--- Task data ---

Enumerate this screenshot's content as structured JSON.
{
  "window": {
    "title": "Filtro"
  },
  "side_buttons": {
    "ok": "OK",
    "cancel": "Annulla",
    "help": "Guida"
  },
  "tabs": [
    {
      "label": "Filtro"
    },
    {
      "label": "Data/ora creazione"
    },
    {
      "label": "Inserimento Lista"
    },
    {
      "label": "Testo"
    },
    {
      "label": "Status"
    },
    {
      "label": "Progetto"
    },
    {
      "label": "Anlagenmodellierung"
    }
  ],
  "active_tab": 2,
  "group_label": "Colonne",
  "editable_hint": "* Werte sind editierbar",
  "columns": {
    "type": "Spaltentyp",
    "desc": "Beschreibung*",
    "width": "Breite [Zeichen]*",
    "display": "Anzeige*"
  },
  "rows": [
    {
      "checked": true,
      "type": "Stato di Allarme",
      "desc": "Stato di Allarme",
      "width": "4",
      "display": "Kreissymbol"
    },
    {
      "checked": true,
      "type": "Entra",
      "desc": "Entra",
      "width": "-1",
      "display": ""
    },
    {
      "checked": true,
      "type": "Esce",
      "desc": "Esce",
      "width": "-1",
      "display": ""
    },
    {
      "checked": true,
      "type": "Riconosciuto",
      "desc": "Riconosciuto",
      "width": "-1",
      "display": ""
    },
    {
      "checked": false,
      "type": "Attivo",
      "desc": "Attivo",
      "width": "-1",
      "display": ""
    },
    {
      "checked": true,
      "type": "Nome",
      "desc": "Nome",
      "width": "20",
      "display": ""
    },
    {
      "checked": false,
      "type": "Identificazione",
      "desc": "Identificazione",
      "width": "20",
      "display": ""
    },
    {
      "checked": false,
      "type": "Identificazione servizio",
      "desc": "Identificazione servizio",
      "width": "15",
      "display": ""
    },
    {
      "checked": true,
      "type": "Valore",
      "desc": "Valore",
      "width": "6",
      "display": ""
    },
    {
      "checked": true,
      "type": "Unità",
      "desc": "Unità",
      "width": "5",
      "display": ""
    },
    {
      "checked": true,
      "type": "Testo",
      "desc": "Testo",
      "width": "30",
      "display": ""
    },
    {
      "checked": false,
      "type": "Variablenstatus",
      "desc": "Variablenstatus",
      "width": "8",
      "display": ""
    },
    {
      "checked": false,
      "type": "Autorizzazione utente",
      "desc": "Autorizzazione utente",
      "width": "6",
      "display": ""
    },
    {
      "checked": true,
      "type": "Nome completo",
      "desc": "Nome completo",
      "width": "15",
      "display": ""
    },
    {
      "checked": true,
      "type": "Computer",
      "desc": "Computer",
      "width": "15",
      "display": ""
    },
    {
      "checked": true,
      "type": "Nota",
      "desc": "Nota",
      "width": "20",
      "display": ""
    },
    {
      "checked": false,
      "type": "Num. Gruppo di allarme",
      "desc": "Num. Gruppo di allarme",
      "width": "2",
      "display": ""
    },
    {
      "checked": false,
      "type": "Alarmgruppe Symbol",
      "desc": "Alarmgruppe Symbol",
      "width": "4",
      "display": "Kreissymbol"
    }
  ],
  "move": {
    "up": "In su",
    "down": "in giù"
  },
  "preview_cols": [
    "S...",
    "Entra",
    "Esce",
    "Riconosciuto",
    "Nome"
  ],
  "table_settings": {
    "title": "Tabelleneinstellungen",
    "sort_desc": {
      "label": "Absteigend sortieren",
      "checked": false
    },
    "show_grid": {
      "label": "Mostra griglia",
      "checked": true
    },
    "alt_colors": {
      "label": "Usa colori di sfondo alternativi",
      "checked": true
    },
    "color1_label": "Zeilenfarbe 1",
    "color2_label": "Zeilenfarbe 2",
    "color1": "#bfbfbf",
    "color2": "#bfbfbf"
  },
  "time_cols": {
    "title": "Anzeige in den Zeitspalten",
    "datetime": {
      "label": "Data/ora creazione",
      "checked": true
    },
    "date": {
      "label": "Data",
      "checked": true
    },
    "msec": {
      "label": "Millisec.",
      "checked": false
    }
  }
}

---

Aim of the exercise: Identify the lines of the entries containing the string "Gruppo". Copy each such line.

The result:
      "type": "Num. Gruppo di allarme",
      "desc": "Num. Gruppo di allarme",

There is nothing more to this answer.